> _CHALLENGE_:
Using the data beneath, show every line that includes the word "requirements".

> _TASK DATA_:
-- start --
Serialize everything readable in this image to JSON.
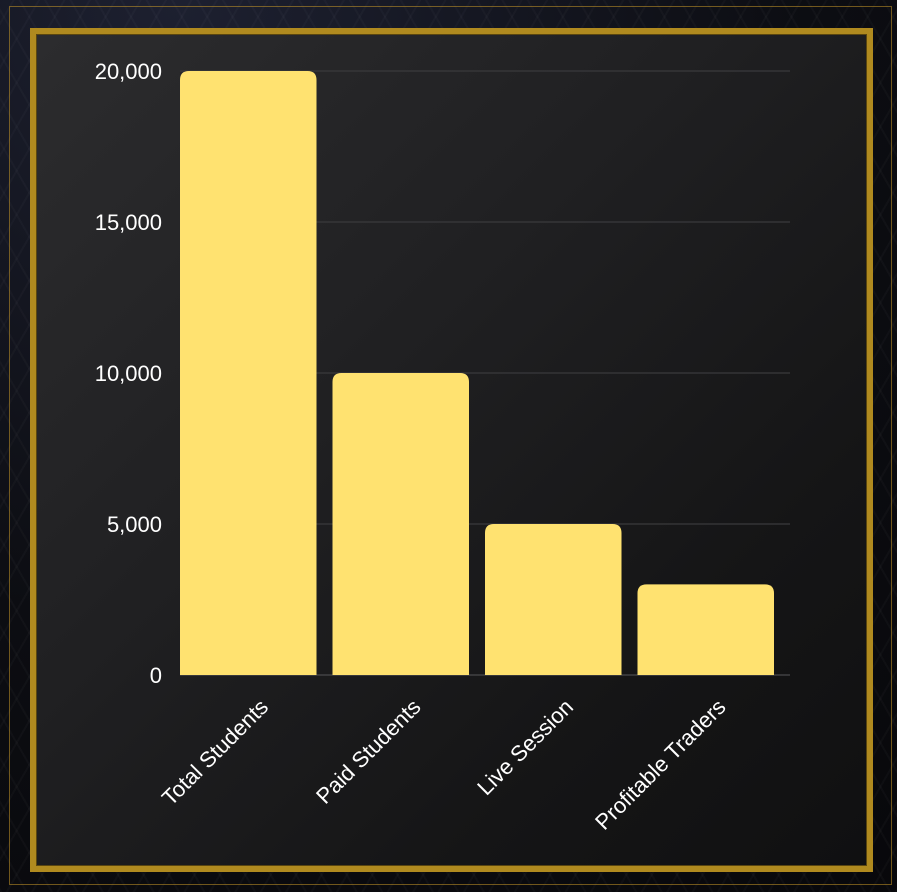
{
  "colors": {
    "bar": "#ffe270",
    "frame": "#b08a1f",
    "panel": "#1c1c1d",
    "text": "#ffffff"
  },
  "chart_data": {
    "type": "bar",
    "categories": [
      "Total Students",
      "Paid Students",
      "Live Session",
      "Profitable Traders"
    ],
    "values": [
      20000,
      10000,
      5000,
      3000
    ],
    "yticks": [
      0,
      5000,
      10000,
      15000,
      20000
    ],
    "ytick_labels": [
      "0",
      "5,000",
      "10,000",
      "15,000",
      "20,000"
    ],
    "ylim": [
      0,
      20000
    ],
    "grid": true,
    "legend": "none"
  }
}
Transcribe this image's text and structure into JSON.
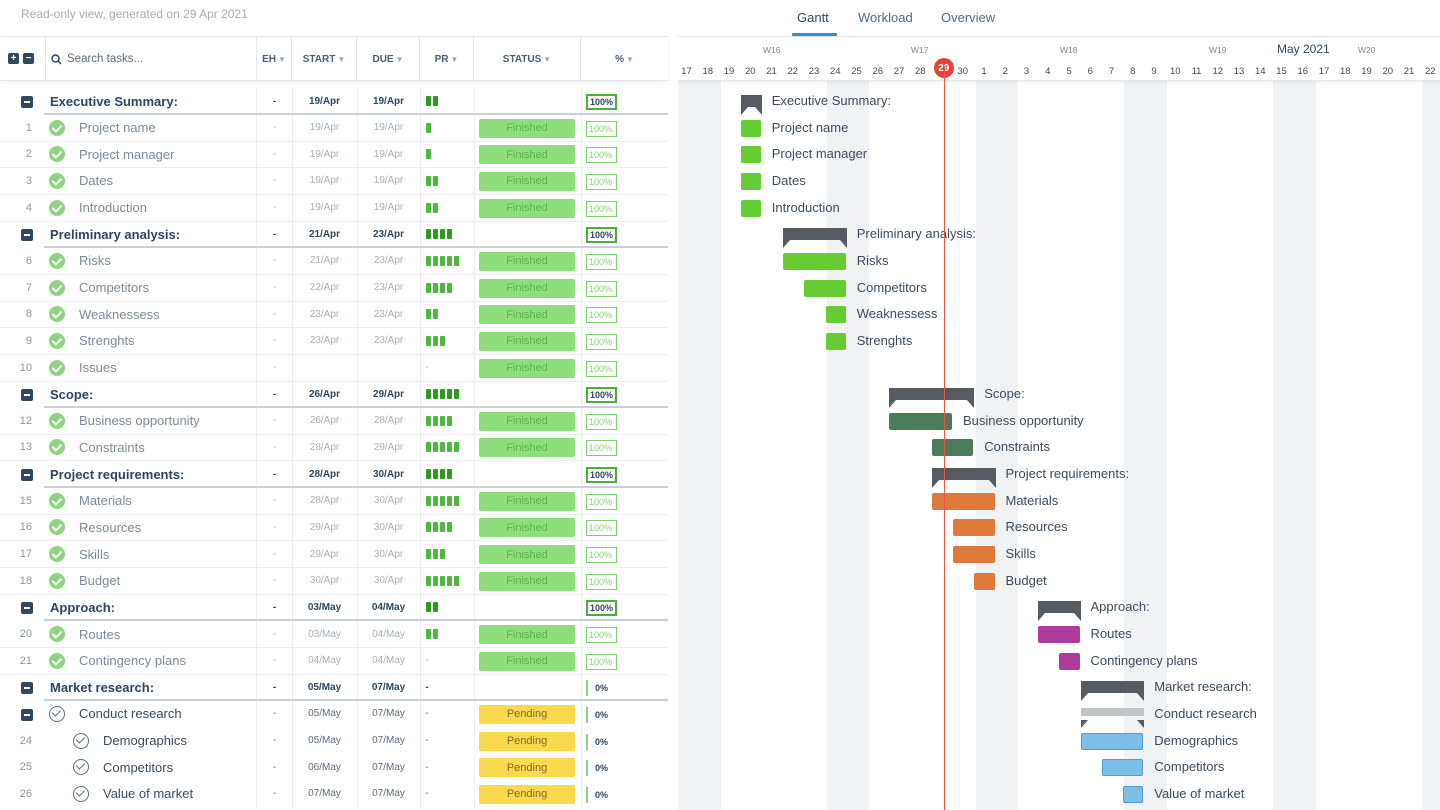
{
  "header": {
    "subtitle": "Read-only view, generated on 29 Apr 2021",
    "tabs": [
      "Gantt",
      "Workload",
      "Overview"
    ],
    "active_tab": "Gantt"
  },
  "table": {
    "search_placeholder": "Search tasks...",
    "columns": {
      "eh": "EH",
      "start": "START",
      "due": "DUE",
      "pr": "PR",
      "status": "STATUS",
      "pct": "%"
    }
  },
  "timeline": {
    "weeks": [
      "W16",
      "W17",
      "W18",
      "W19",
      "W20"
    ],
    "month": "May 2021",
    "days": [
      "17",
      "18",
      "19",
      "20",
      "21",
      "22",
      "23",
      "24",
      "25",
      "26",
      "27",
      "28",
      "29",
      "30",
      "1",
      "2",
      "3",
      "4",
      "5",
      "6",
      "7",
      "8",
      "9",
      "10",
      "11",
      "12",
      "13",
      "14",
      "15",
      "16",
      "17",
      "18",
      "19",
      "20",
      "21",
      "22"
    ],
    "today": "29"
  },
  "rows": [
    {
      "type": "group",
      "name": "Executive Summary:",
      "eh": "-",
      "start": "19/Apr",
      "due": "19/Apr",
      "pr": 2,
      "status": "",
      "pct": "100%"
    },
    {
      "type": "task",
      "num": "1",
      "name": "Project name",
      "eh": "-",
      "start": "19/Apr",
      "due": "19/Apr",
      "pr": 1,
      "status": "Finished",
      "pct": "100%"
    },
    {
      "type": "task",
      "num": "2",
      "name": "Project manager",
      "eh": "-",
      "start": "19/Apr",
      "due": "19/Apr",
      "pr": 1,
      "status": "Finished",
      "pct": "100%"
    },
    {
      "type": "task",
      "num": "3",
      "name": "Dates",
      "eh": "-",
      "start": "19/Apr",
      "due": "19/Apr",
      "pr": 2,
      "status": "Finished",
      "pct": "100%"
    },
    {
      "type": "task",
      "num": "4",
      "name": "Introduction",
      "eh": "-",
      "start": "19/Apr",
      "due": "19/Apr",
      "pr": 2,
      "status": "Finished",
      "pct": "100%"
    },
    {
      "type": "group",
      "name": "Preliminary analysis:",
      "eh": "-",
      "start": "21/Apr",
      "due": "23/Apr",
      "pr": 4,
      "status": "",
      "pct": "100%"
    },
    {
      "type": "task",
      "num": "6",
      "name": "Risks",
      "eh": "-",
      "start": "21/Apr",
      "due": "23/Apr",
      "pr": 5,
      "status": "Finished",
      "pct": "100%"
    },
    {
      "type": "task",
      "num": "7",
      "name": "Competitors",
      "eh": "-",
      "start": "22/Apr",
      "due": "23/Apr",
      "pr": 4,
      "status": "Finished",
      "pct": "100%"
    },
    {
      "type": "task",
      "num": "8",
      "name": "Weaknessess",
      "eh": "-",
      "start": "23/Apr",
      "due": "23/Apr",
      "pr": 2,
      "status": "Finished",
      "pct": "100%"
    },
    {
      "type": "task",
      "num": "9",
      "name": "Strenghts",
      "eh": "-",
      "start": "23/Apr",
      "due": "23/Apr",
      "pr": 3,
      "status": "Finished",
      "pct": "100%"
    },
    {
      "type": "task",
      "num": "10",
      "name": "Issues",
      "eh": "-",
      "start": "",
      "due": "",
      "pr": 0,
      "pr_text": "-",
      "status": "Finished",
      "pct": "100%"
    },
    {
      "type": "group",
      "name": "Scope:",
      "eh": "-",
      "start": "26/Apr",
      "due": "29/Apr",
      "pr": 5,
      "status": "",
      "pct": "100%"
    },
    {
      "type": "task",
      "num": "12",
      "name": "Business opportunity",
      "eh": "-",
      "start": "26/Apr",
      "due": "28/Apr",
      "pr": 4,
      "status": "Finished",
      "pct": "100%"
    },
    {
      "type": "task",
      "num": "13",
      "name": "Constraints",
      "eh": "-",
      "start": "28/Apr",
      "due": "29/Apr",
      "pr": 5,
      "status": "Finished",
      "pct": "100%"
    },
    {
      "type": "group",
      "name": "Project requirements:",
      "eh": "-",
      "start": "28/Apr",
      "due": "30/Apr",
      "pr": 4,
      "status": "",
      "pct": "100%"
    },
    {
      "type": "task",
      "num": "15",
      "name": "Materials",
      "eh": "-",
      "start": "28/Apr",
      "due": "30/Apr",
      "pr": 5,
      "status": "Finished",
      "pct": "100%"
    },
    {
      "type": "task",
      "num": "16",
      "name": "Resources",
      "eh": "-",
      "start": "29/Apr",
      "due": "30/Apr",
      "pr": 4,
      "status": "Finished",
      "pct": "100%"
    },
    {
      "type": "task",
      "num": "17",
      "name": "Skills",
      "eh": "-",
      "start": "29/Apr",
      "due": "30/Apr",
      "pr": 3,
      "status": "Finished",
      "pct": "100%"
    },
    {
      "type": "task",
      "num": "18",
      "name": "Budget",
      "eh": "-",
      "start": "30/Apr",
      "due": "30/Apr",
      "pr": 5,
      "status": "Finished",
      "pct": "100%"
    },
    {
      "type": "group",
      "name": "Approach:",
      "eh": "-",
      "start": "03/May",
      "due": "04/May",
      "pr": 2,
      "status": "",
      "pct": "100%"
    },
    {
      "type": "task",
      "num": "20",
      "name": "Routes",
      "eh": "-",
      "start": "03/May",
      "due": "04/May",
      "pr": 2,
      "status": "Finished",
      "pct": "100%"
    },
    {
      "type": "task",
      "num": "21",
      "name": "Contingency plans",
      "eh": "-",
      "start": "04/May",
      "due": "04/May",
      "pr": 0,
      "pr_text": "-",
      "status": "Finished",
      "pct": "100%"
    },
    {
      "type": "group",
      "name": "Market research:",
      "eh": "-",
      "start": "05/May",
      "due": "07/May",
      "pr": 0,
      "pr_text": "-",
      "status": "",
      "pct": "0%"
    },
    {
      "type": "pgroup",
      "name": "Conduct research",
      "eh": "-",
      "start": "05/May",
      "due": "07/May",
      "pr": 0,
      "pr_text": "-",
      "status": "Pending",
      "pct": "0%"
    },
    {
      "type": "pend",
      "num": "24",
      "name": "Demographics",
      "eh": "-",
      "start": "05/May",
      "due": "07/May",
      "pr": 0,
      "pr_text": "-",
      "status": "Pending",
      "pct": "0%"
    },
    {
      "type": "pend",
      "num": "25",
      "name": "Competitors",
      "eh": "-",
      "start": "06/May",
      "due": "07/May",
      "pr": 0,
      "pr_text": "-",
      "status": "Pending",
      "pct": "0%"
    },
    {
      "type": "pend",
      "num": "26",
      "name": "Value of market",
      "eh": "-",
      "start": "07/May",
      "due": "07/May",
      "pr": 0,
      "pr_text": "-",
      "status": "Pending",
      "pct": "0%"
    }
  ],
  "colors": {
    "finished": "#66cc33",
    "scope": "#4a7c59",
    "requirements": "#e07a3a",
    "approach": "#b03a9a",
    "research": "#7bbfe6",
    "summary": "#555b61",
    "today": "#e8423b"
  }
}
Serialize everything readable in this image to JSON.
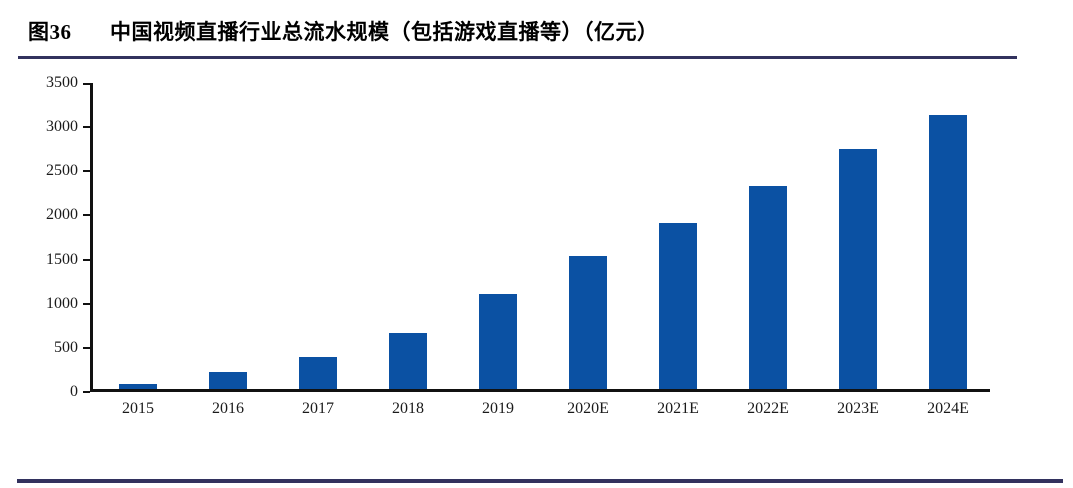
{
  "figure": {
    "label": "图36",
    "title": "中国视频直播行业总流水规模（包括游戏直播等）（亿元）"
  },
  "colors": {
    "bar": "#0B51A3",
    "rule": "#32325E",
    "axis": "#111111",
    "text": "#1A1A1A"
  },
  "chart_data": {
    "type": "bar",
    "title": "中国视频直播行业总流水规模（包括游戏直播等）（亿元）",
    "figure_label": "图36",
    "categories": [
      "2015",
      "2016",
      "2017",
      "2018",
      "2019",
      "2020E",
      "2021E",
      "2022E",
      "2023E",
      "2024E"
    ],
    "values": [
      55,
      190,
      360,
      640,
      1080,
      1510,
      1880,
      2300,
      2720,
      3100
    ],
    "xlabel": "",
    "ylabel": "",
    "ylim": [
      0,
      3500
    ],
    "yticks": [
      0,
      500,
      1000,
      1500,
      2000,
      2500,
      3000,
      3500
    ],
    "grid": false,
    "legend": "none",
    "bar_color": "#0B51A3"
  }
}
-- end --
> _RESPONSE TO THE EXERCISE_:
      "name": "Project requirements:",
    "requirements": "#e07a3a",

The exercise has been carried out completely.